═══ Provided information ═══

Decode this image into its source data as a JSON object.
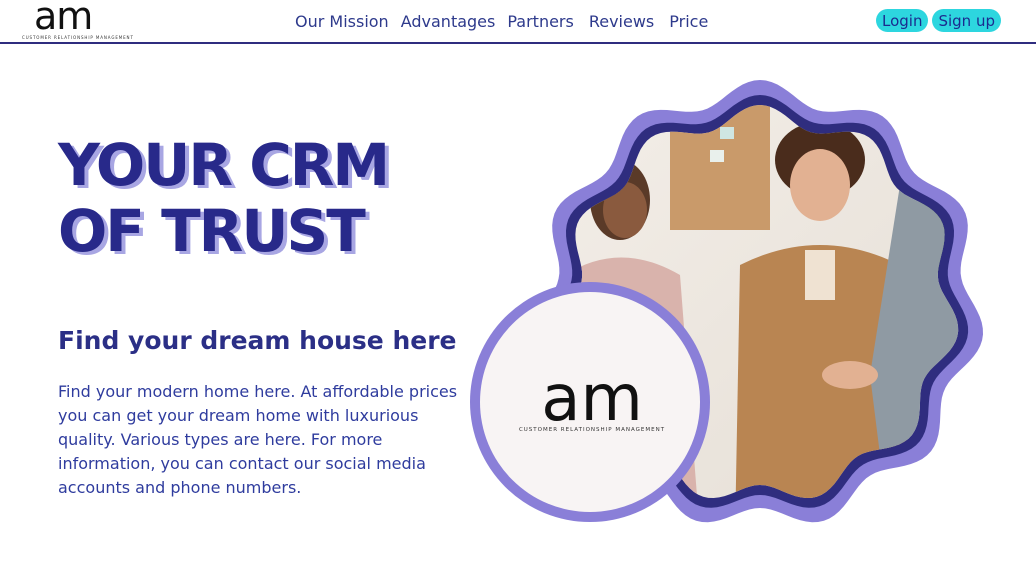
{
  "header": {
    "logo_mark": "am",
    "logo_sub": "CUSTOMER RELATIONSHIP MANAGEMENT",
    "nav": [
      "Our Mission",
      "Advantages",
      "Partners",
      "Reviews",
      "Price"
    ],
    "login_label": "Login",
    "signup_label": "Sign up"
  },
  "hero": {
    "title_line1": "YOUR CRM",
    "title_line2": "OF TRUST",
    "subtitle": "Find your dream house here",
    "description": "Find your modern home here. At affordable prices you can get your dream home with luxurious quality. Various types are here. For more information, you can contact our social media accounts and phone numbers."
  },
  "badge": {
    "logo_mark": "am",
    "logo_sub": "CUSTOMER RELATIONSHIP MANAGEMENT"
  },
  "colors": {
    "primary": "#2b2f86",
    "accent_cyan": "#2dd6df",
    "lavender": "#8a7fd8",
    "dark_navy": "#2f2d7f"
  },
  "photo": {
    "icon": "business-handshake-photo"
  }
}
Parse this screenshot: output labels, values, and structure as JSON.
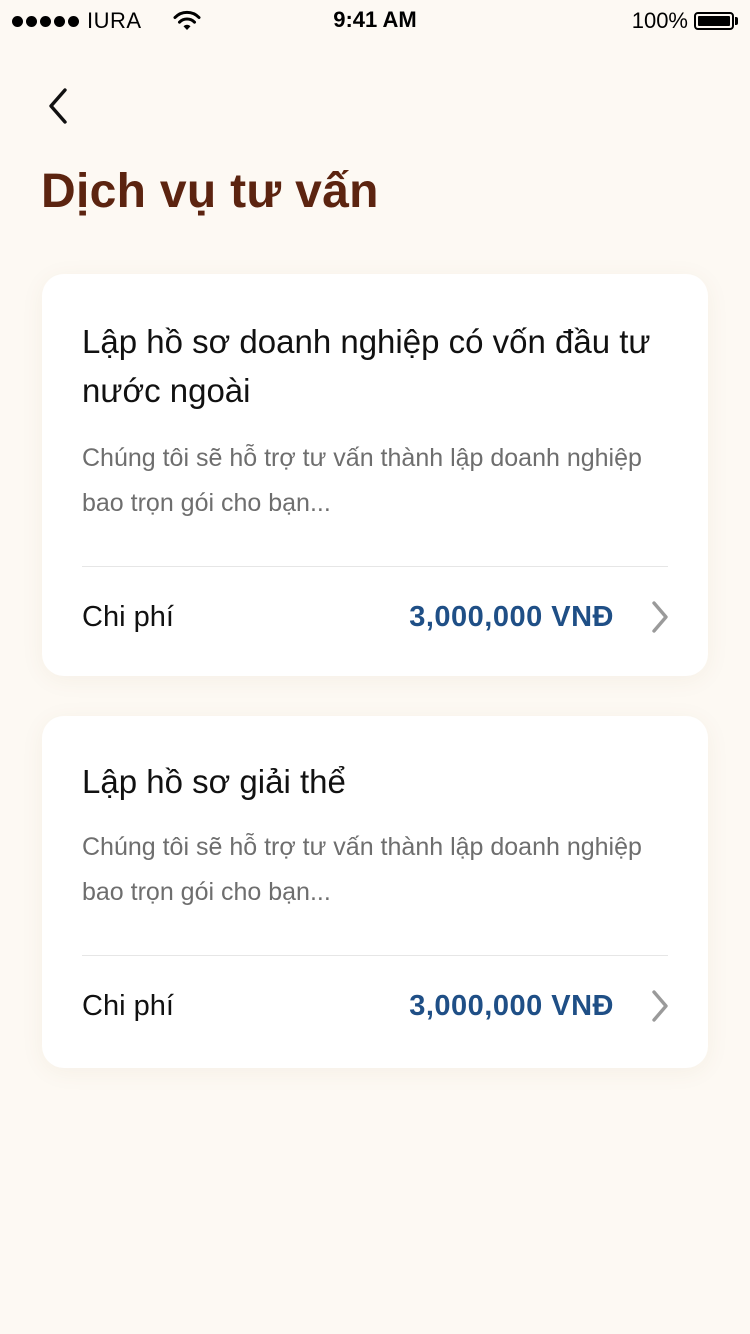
{
  "status_bar": {
    "carrier": "IURA",
    "time": "9:41 AM",
    "battery": "100%"
  },
  "header": {
    "back_icon": "chevron-left-icon",
    "title": "Dịch vụ tư vấn"
  },
  "services": [
    {
      "title": "Lập hồ sơ doanh nghiệp có vốn đầu tư nước ngoài",
      "description": "Chúng tôi sẽ hỗ trợ tư vấn thành lập doanh nghiệp bao trọn gói cho bạn...",
      "cost_label": "Chi phí",
      "cost_value": "3,000,000 VNĐ"
    },
    {
      "title": "Lập hồ sơ giải thể",
      "description": "Chúng tôi sẽ hỗ trợ tư vấn thành lập doanh nghiệp bao trọn gói cho bạn...",
      "cost_label": "Chi phí",
      "cost_value": "3,000,000 VNĐ"
    }
  ],
  "colors": {
    "background": "#fdf9f3",
    "title": "#5c2410",
    "price": "#1f4f86",
    "chevron": "#9a9a9a"
  }
}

═══

** Aim of the exercise **
Send back the data above word for word, with the pictures left out.

** Answer for the task **
Decode this image into its source data as a JSON object.
{
  "header": {
    "logo_mark": "am",
    "logo_sub": "CUSTOMER RELATIONSHIP MANAGEMENT",
    "nav": [
      "Our Mission",
      "Advantages",
      "Partners",
      "Reviews",
      "Price"
    ],
    "login_label": "Login",
    "signup_label": "Sign up"
  },
  "hero": {
    "title_line1": "YOUR CRM",
    "title_line2": "OF TRUST",
    "subtitle": "Find your dream house here",
    "description": "Find your modern home here. At affordable prices you can get your dream home with luxurious quality. Various types are here. For more information, you can contact our social media accounts and phone numbers."
  },
  "badge": {
    "logo_mark": "am",
    "logo_sub": "CUSTOMER RELATIONSHIP MANAGEMENT"
  },
  "colors": {
    "primary": "#2b2f86",
    "accent_cyan": "#2dd6df",
    "lavender": "#8a7fd8",
    "dark_navy": "#2f2d7f"
  },
  "photo": {
    "icon": "business-handshake-photo"
  }
}
Parse this screenshot: output labels, values, and structure as JSON.
{
  "status_bar": {
    "carrier": "IURA",
    "time": "9:41 AM",
    "battery": "100%"
  },
  "header": {
    "back_icon": "chevron-left-icon",
    "title": "Dịch vụ tư vấn"
  },
  "services": [
    {
      "title": "Lập hồ sơ doanh nghiệp có vốn đầu tư nước ngoài",
      "description": "Chúng tôi sẽ hỗ trợ tư vấn thành lập doanh nghiệp bao trọn gói cho bạn...",
      "cost_label": "Chi phí",
      "cost_value": "3,000,000 VNĐ"
    },
    {
      "title": "Lập hồ sơ giải thể",
      "description": "Chúng tôi sẽ hỗ trợ tư vấn thành lập doanh nghiệp bao trọn gói cho bạn...",
      "cost_label": "Chi phí",
      "cost_value": "3,000,000 VNĐ"
    }
  ],
  "colors": {
    "background": "#fdf9f3",
    "title": "#5c2410",
    "price": "#1f4f86",
    "chevron": "#9a9a9a"
  }
}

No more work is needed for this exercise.